Start

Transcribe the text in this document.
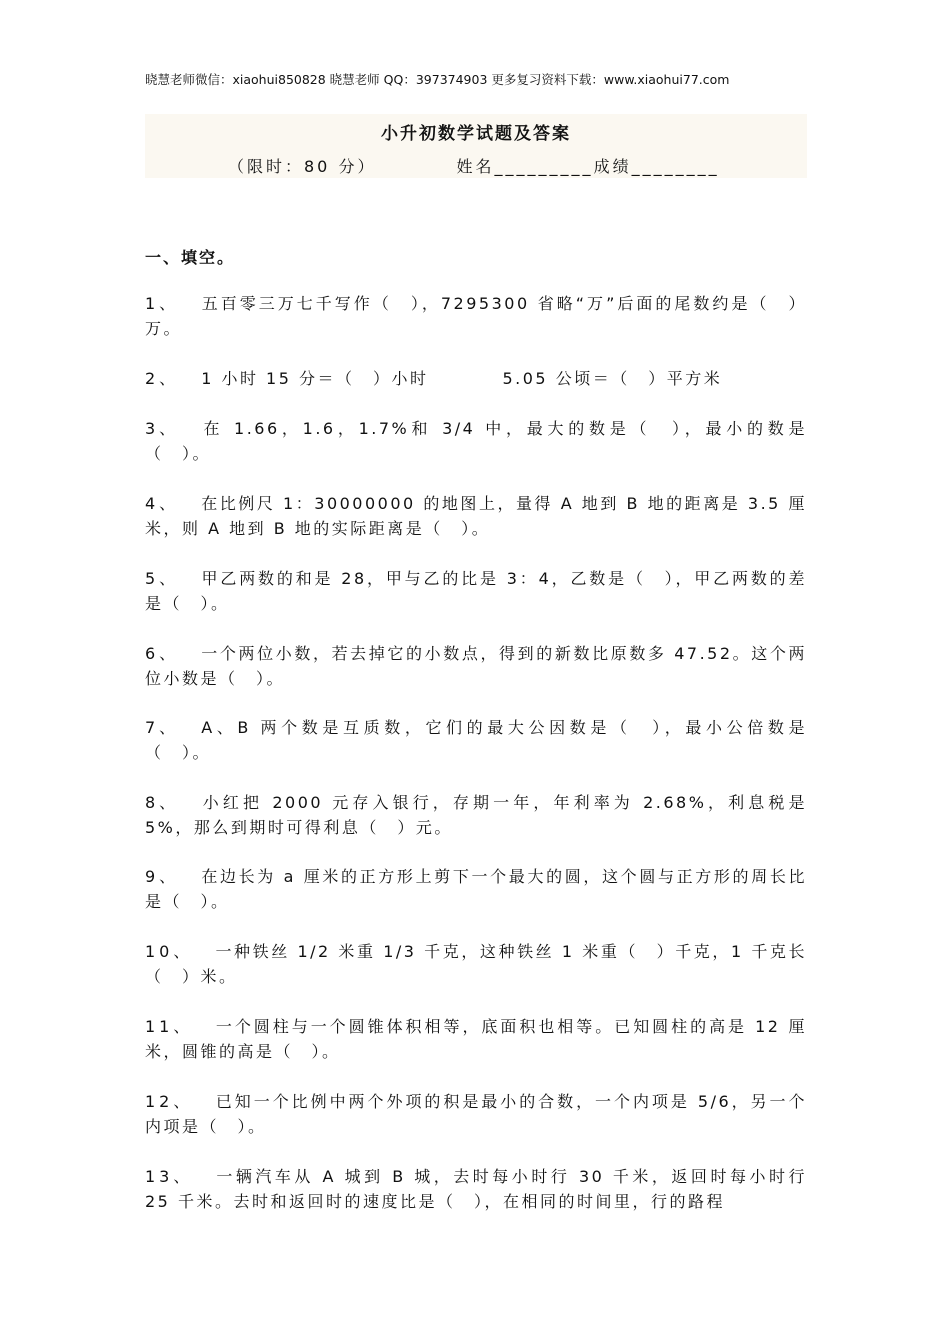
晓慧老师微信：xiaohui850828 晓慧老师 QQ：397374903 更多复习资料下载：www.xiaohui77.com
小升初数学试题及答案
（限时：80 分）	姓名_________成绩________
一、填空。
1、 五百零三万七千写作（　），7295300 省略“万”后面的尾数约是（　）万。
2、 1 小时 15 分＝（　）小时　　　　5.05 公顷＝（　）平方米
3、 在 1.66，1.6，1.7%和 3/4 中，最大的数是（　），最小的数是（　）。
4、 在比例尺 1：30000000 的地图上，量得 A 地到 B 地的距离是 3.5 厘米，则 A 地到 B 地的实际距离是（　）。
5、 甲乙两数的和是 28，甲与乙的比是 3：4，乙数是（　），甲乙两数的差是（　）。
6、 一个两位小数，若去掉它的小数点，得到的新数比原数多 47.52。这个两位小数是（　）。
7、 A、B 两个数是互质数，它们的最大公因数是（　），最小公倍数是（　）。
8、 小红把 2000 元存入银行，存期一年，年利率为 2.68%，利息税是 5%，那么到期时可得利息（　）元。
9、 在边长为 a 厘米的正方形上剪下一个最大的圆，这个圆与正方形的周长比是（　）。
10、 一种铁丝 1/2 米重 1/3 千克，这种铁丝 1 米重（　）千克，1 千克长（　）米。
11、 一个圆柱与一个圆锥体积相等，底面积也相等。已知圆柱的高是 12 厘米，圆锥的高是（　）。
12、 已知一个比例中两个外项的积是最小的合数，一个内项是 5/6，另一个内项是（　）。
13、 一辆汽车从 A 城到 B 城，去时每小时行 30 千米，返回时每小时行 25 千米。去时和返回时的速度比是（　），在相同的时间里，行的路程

End
Start

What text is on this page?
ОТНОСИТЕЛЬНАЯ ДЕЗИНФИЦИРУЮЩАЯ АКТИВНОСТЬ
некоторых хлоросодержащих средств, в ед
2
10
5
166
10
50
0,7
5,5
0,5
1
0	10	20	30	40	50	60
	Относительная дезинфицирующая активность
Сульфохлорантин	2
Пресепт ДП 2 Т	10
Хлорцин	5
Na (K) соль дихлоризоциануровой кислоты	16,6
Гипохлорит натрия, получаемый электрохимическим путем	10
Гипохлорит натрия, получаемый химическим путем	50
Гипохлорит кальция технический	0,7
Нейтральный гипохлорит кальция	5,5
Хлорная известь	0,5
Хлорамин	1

End

### WHAT TO DO
Count each line above in which the string "получаемый" appears, then state only the total.

### PROBLEM SOLUTION
2